--- Begin The records ---

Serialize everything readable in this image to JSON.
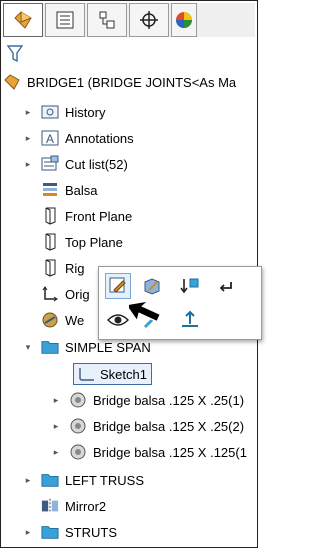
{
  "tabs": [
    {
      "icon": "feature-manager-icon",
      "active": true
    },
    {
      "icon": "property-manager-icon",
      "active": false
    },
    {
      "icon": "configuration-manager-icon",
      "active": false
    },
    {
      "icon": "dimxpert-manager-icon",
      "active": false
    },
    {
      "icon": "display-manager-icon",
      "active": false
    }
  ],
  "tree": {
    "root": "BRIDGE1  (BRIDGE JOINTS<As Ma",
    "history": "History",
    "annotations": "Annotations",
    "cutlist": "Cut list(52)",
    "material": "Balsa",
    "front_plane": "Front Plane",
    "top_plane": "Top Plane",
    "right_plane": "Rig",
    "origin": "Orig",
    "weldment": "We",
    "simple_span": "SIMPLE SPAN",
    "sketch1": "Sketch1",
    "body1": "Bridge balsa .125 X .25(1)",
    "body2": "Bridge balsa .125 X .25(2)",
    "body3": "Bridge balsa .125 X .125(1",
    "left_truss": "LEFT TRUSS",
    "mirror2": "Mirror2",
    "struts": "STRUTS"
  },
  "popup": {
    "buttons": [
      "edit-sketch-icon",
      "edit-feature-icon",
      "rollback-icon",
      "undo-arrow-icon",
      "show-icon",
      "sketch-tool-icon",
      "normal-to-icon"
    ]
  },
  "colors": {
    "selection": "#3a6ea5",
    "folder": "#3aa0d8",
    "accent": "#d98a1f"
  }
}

--- End The records ---
--- Begin The records ---

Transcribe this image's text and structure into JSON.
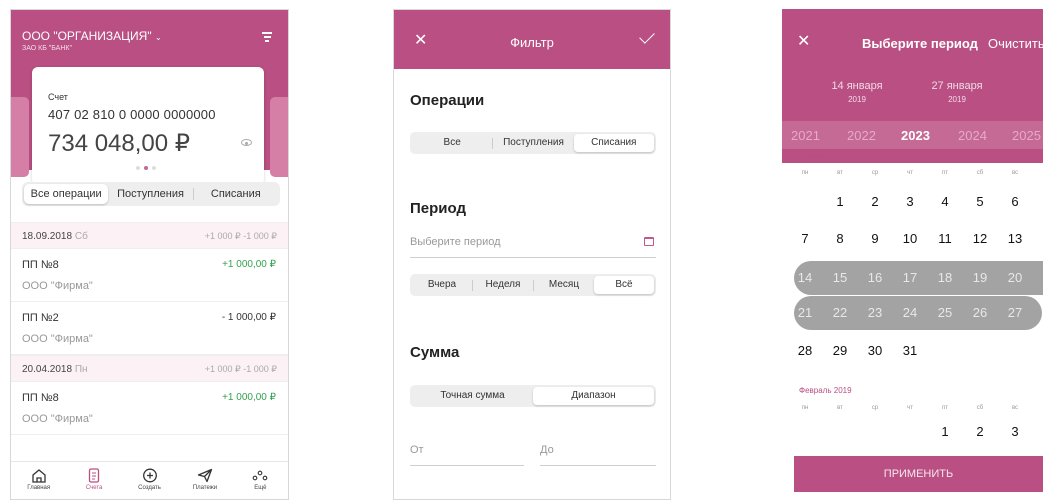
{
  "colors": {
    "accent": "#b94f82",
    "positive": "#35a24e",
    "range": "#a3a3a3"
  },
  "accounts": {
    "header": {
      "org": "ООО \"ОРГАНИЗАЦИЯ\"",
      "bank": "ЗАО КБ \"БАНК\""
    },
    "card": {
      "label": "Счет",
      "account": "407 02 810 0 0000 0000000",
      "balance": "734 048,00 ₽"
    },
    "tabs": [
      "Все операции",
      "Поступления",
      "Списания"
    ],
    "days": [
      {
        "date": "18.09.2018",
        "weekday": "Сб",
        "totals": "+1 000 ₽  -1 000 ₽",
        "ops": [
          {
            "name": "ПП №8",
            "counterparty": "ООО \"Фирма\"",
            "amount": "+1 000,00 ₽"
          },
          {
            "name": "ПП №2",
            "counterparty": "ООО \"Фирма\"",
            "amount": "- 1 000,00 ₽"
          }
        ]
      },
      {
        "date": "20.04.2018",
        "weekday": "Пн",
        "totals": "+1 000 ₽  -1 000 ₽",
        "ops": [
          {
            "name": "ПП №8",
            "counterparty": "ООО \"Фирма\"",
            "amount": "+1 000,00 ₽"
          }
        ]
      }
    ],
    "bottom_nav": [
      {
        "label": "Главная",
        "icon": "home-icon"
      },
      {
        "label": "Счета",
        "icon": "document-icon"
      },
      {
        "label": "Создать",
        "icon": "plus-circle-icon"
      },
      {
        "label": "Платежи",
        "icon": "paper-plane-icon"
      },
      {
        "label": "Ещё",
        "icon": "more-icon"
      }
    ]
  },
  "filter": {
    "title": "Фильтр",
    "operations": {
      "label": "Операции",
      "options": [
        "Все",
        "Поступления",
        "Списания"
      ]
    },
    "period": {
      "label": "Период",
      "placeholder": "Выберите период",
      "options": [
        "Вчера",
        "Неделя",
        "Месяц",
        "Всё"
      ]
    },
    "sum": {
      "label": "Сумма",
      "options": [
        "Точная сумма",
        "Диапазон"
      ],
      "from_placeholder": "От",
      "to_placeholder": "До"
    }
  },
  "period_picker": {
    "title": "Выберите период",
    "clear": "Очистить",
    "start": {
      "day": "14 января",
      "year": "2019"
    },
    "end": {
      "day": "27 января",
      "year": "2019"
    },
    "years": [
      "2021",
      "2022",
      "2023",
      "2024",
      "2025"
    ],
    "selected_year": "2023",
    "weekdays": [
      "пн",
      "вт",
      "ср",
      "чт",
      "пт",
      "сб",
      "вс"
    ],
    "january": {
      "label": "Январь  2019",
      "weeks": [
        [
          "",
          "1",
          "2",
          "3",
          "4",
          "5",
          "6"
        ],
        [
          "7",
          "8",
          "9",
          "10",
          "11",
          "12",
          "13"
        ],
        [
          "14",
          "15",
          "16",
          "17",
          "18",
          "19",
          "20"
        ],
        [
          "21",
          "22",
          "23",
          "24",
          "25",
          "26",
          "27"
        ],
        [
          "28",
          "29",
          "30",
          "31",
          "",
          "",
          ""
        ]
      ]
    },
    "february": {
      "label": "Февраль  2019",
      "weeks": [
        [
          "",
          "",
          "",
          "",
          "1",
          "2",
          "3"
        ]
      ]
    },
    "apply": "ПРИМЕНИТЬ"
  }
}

--- End The records ---

Directions>
Scan the material above and determine how many lines include the word "this"; report only the number.

The solution>
2